## Problem details
Repeat verbatim the lines of the data below, beginning with the line containing "Parse this screenshot: output" and continuing to the end.

***** Data section *****

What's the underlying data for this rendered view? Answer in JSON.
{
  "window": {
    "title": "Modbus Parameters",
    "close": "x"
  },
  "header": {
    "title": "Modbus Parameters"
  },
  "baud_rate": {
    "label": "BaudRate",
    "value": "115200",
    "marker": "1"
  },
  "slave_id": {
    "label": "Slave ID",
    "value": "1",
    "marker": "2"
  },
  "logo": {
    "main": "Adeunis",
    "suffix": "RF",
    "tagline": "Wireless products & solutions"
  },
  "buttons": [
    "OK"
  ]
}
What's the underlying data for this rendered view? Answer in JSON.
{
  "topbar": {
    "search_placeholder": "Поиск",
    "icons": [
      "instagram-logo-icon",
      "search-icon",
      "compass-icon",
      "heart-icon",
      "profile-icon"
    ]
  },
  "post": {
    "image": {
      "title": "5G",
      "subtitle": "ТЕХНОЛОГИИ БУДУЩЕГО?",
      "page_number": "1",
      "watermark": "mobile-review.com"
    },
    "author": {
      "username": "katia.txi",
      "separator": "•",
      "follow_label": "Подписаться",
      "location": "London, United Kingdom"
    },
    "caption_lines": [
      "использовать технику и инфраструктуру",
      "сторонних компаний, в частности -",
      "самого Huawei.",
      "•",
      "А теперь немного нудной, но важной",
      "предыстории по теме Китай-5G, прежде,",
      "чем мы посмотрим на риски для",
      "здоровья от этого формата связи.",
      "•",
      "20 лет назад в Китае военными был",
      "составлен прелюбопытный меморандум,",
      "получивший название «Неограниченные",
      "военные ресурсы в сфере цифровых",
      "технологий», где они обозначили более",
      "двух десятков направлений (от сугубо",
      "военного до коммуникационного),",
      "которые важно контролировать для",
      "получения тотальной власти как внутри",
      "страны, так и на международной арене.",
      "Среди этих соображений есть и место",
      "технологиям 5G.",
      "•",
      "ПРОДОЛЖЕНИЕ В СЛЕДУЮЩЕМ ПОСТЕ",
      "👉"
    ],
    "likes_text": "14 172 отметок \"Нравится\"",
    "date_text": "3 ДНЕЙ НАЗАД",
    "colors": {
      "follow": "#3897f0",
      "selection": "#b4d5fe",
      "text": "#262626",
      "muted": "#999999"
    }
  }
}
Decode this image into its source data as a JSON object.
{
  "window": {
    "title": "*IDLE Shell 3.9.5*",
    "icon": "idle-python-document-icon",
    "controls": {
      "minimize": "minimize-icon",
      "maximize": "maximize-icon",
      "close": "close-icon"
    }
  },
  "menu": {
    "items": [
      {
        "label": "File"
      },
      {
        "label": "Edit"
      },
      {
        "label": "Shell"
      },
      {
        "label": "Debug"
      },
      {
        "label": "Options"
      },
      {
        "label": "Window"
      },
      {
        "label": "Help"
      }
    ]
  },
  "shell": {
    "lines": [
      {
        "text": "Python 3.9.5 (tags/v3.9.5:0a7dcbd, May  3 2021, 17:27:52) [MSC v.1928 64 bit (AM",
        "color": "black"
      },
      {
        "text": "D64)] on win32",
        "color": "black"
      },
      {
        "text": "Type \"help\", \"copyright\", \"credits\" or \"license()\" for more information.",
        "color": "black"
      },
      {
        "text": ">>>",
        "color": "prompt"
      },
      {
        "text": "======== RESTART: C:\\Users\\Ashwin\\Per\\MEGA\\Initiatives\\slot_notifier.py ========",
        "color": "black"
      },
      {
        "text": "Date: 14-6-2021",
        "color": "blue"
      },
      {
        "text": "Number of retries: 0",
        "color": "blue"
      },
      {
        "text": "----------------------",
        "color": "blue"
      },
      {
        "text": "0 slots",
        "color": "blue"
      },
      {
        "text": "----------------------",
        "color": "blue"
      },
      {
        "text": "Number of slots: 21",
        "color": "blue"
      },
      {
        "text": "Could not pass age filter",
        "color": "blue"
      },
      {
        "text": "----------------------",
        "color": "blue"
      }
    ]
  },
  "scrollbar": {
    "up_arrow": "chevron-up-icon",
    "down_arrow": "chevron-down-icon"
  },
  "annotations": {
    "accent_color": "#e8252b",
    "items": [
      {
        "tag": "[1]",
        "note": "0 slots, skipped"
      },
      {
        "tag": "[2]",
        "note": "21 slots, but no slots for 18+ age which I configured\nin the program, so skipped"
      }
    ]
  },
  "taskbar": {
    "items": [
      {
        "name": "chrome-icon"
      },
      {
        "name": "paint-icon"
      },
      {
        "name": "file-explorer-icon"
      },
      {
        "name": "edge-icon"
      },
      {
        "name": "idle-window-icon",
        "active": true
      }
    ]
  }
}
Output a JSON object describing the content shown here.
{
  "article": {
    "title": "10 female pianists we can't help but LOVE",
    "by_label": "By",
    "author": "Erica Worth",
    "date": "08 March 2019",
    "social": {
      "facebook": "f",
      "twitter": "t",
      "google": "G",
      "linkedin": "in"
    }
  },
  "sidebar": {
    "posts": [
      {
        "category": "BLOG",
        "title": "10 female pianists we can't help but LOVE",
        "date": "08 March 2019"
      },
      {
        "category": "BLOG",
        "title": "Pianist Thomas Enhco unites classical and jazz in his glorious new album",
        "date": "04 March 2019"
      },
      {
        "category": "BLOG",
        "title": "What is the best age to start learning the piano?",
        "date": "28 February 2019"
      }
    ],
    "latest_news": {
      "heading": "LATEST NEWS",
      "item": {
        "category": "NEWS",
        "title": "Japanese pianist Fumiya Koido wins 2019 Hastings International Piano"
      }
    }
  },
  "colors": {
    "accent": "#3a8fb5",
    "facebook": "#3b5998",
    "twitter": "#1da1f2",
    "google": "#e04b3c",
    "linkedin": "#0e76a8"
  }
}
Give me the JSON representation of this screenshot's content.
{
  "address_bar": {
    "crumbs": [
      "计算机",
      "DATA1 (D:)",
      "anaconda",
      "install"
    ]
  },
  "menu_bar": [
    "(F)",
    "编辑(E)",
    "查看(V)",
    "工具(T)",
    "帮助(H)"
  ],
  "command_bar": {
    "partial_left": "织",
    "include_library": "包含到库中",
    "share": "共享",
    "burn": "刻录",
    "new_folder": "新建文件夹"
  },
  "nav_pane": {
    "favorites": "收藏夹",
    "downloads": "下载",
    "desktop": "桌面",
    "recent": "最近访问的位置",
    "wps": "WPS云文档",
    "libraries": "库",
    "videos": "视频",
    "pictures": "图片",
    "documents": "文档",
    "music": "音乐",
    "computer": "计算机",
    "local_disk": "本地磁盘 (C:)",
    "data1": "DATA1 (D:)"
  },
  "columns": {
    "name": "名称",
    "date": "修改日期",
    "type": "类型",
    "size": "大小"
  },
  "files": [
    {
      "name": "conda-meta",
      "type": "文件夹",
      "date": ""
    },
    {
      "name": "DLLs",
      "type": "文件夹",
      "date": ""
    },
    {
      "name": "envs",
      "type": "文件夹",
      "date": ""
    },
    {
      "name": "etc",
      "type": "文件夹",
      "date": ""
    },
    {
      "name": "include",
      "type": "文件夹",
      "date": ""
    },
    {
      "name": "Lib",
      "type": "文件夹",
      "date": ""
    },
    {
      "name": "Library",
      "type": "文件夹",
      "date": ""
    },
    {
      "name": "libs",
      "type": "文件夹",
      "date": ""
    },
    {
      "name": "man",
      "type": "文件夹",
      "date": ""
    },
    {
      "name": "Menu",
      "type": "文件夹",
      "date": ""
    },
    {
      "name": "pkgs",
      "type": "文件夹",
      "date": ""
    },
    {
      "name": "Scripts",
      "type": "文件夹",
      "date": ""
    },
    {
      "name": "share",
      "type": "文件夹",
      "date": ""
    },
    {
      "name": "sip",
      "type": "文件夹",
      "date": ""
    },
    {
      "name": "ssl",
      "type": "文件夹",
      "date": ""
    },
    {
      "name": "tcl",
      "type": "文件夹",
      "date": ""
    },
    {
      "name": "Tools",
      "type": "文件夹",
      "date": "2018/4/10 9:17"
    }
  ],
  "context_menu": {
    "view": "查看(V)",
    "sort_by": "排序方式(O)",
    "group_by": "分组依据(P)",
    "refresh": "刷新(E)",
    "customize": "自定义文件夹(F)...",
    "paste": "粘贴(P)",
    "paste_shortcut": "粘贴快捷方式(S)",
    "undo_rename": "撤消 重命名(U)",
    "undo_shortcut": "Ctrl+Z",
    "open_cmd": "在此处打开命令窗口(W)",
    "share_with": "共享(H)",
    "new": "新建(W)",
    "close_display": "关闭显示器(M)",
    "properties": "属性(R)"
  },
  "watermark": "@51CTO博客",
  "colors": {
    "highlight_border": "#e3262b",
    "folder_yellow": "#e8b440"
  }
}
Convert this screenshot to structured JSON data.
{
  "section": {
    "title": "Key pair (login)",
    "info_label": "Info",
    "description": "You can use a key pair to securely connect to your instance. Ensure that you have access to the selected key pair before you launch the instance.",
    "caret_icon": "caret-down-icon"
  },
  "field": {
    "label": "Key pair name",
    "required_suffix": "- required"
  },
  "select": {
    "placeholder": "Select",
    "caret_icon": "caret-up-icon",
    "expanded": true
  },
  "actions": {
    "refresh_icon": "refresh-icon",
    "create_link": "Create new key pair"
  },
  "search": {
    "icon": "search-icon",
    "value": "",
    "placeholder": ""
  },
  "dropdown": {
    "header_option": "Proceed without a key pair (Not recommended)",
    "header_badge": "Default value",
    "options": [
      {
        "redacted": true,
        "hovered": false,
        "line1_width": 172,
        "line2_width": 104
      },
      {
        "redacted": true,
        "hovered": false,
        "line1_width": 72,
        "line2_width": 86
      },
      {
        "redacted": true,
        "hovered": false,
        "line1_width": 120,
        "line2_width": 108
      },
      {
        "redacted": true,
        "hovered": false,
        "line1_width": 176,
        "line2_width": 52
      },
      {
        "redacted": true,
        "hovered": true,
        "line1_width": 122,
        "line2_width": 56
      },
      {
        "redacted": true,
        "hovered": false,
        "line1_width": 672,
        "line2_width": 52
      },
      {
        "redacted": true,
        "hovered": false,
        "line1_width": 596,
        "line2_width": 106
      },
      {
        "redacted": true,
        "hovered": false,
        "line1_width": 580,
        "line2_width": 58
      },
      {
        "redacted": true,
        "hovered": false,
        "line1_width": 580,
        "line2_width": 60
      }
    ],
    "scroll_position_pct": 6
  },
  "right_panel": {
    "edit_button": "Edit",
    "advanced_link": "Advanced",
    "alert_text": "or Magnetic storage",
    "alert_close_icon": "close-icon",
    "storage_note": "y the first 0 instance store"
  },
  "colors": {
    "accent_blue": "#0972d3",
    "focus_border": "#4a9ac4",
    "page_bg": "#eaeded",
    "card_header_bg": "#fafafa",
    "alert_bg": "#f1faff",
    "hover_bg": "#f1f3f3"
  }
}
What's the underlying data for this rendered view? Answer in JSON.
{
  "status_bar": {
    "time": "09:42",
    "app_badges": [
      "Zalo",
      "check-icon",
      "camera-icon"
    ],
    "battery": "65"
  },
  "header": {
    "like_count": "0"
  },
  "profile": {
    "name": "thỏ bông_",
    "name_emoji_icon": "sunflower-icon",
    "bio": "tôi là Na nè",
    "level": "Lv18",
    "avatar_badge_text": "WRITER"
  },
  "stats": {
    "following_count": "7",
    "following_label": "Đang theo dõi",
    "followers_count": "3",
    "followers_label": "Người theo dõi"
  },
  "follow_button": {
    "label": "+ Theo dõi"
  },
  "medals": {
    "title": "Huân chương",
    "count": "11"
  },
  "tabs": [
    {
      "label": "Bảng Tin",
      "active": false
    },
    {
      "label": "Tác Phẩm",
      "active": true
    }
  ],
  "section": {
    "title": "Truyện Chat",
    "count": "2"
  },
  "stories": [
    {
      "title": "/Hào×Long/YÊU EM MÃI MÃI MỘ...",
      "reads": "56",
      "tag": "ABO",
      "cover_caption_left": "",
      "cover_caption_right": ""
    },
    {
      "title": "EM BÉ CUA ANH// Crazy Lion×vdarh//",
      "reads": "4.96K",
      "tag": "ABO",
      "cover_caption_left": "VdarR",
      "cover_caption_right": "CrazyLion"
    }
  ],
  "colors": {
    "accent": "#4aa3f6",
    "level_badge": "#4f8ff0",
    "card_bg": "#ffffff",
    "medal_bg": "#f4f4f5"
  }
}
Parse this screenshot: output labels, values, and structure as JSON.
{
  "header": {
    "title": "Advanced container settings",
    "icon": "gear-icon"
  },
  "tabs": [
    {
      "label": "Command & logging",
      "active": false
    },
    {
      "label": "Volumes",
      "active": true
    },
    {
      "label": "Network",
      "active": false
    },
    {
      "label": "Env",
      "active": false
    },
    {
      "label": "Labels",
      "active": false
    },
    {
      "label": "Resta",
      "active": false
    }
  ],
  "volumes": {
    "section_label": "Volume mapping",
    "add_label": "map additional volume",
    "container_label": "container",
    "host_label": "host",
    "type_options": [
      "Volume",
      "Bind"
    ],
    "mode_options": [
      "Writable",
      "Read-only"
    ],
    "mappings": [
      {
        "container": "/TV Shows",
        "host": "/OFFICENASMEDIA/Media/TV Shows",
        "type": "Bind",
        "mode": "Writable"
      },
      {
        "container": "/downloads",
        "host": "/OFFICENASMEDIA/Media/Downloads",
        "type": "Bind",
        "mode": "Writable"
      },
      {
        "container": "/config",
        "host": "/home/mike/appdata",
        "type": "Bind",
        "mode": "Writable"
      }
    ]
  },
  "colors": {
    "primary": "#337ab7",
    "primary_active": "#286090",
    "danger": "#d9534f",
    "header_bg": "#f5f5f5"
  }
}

*****

## Complete answer
Parse this screenshot: output labels, values, and structure as JSON.
{
  "header": {
    "title": "Advanced container settings",
    "icon": "gear-icon"
  },
  "tabs": [
    {
      "label": "Command & logging",
      "active": false
    },
    {
      "label": "Volumes",
      "active": true
    },
    {
      "label": "Network",
      "active": false
    },
    {
      "label": "Env",
      "active": false
    },
    {
      "label": "Labels",
      "active": false
    },
    {
      "label": "Resta",
      "active": false
    }
  ],
  "volumes": {
    "section_label": "Volume mapping",
    "add_label": "map additional volume",
    "container_label": "container",
    "host_label": "host",
    "type_options": [
      "Volume",
      "Bind"
    ],
    "mode_options": [
      "Writable",
      "Read-only"
    ],
    "mappings": [
      {
        "container": "/TV Shows",
        "host": "/OFFICENASMEDIA/Media/TV Shows",
        "type": "Bind",
        "mode": "Writable"
      },
      {
        "container": "/downloads",
        "host": "/OFFICENASMEDIA/Media/Downloads",
        "type": "Bind",
        "mode": "Writable"
      },
      {
        "container": "/config",
        "host": "/home/mike/appdata",
        "type": "Bind",
        "mode": "Writable"
      }
    ]
  },
  "colors": {
    "primary": "#337ab7",
    "primary_active": "#286090",
    "danger": "#d9534f",
    "header_bg": "#f5f5f5"
  }
}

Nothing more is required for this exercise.